--- START INFORMATION GIVEN ---

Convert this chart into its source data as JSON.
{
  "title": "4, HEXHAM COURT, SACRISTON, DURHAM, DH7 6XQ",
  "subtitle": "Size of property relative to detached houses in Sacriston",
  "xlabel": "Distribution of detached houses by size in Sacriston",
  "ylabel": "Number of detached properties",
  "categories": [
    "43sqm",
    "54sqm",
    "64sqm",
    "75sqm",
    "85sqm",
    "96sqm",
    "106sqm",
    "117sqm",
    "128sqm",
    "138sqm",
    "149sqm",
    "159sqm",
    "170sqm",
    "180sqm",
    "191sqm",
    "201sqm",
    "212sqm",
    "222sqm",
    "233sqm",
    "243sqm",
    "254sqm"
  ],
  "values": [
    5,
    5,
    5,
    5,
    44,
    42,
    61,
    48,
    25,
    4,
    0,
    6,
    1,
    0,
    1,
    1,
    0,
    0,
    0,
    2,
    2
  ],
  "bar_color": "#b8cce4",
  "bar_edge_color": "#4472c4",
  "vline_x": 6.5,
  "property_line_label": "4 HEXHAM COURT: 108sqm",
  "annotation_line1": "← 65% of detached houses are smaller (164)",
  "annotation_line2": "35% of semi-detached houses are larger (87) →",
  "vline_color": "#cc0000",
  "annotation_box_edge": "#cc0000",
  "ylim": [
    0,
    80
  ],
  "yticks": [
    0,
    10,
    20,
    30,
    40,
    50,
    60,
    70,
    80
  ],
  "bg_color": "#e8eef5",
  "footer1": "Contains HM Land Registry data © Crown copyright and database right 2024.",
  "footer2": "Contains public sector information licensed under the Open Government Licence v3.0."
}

--- END INFORMATION GIVEN ---

» PROBLEM: Please restate the whole listing word for word.

» TASK RESPONSE:
Convert this chart into its source data as JSON.
{
  "title": "4, HEXHAM COURT, SACRISTON, DURHAM, DH7 6XQ",
  "subtitle": "Size of property relative to detached houses in Sacriston",
  "xlabel": "Distribution of detached houses by size in Sacriston",
  "ylabel": "Number of detached properties",
  "categories": [
    "43sqm",
    "54sqm",
    "64sqm",
    "75sqm",
    "85sqm",
    "96sqm",
    "106sqm",
    "117sqm",
    "128sqm",
    "138sqm",
    "149sqm",
    "159sqm",
    "170sqm",
    "180sqm",
    "191sqm",
    "201sqm",
    "212sqm",
    "222sqm",
    "233sqm",
    "243sqm",
    "254sqm"
  ],
  "values": [
    5,
    5,
    5,
    5,
    44,
    42,
    61,
    48,
    25,
    4,
    0,
    6,
    1,
    0,
    1,
    1,
    0,
    0,
    0,
    2,
    2
  ],
  "bar_color": "#b8cce4",
  "bar_edge_color": "#4472c4",
  "vline_x": 6.5,
  "property_line_label": "4 HEXHAM COURT: 108sqm",
  "annotation_line1": "← 65% of detached houses are smaller (164)",
  "annotation_line2": "35% of semi-detached houses are larger (87) →",
  "vline_color": "#cc0000",
  "annotation_box_edge": "#cc0000",
  "ylim": [
    0,
    80
  ],
  "yticks": [
    0,
    10,
    20,
    30,
    40,
    50,
    60,
    70,
    80
  ],
  "bg_color": "#e8eef5",
  "footer1": "Contains HM Land Registry data © Crown copyright and database right 2024.",
  "footer2": "Contains public sector information licensed under the Open Government Licence v3.0."
}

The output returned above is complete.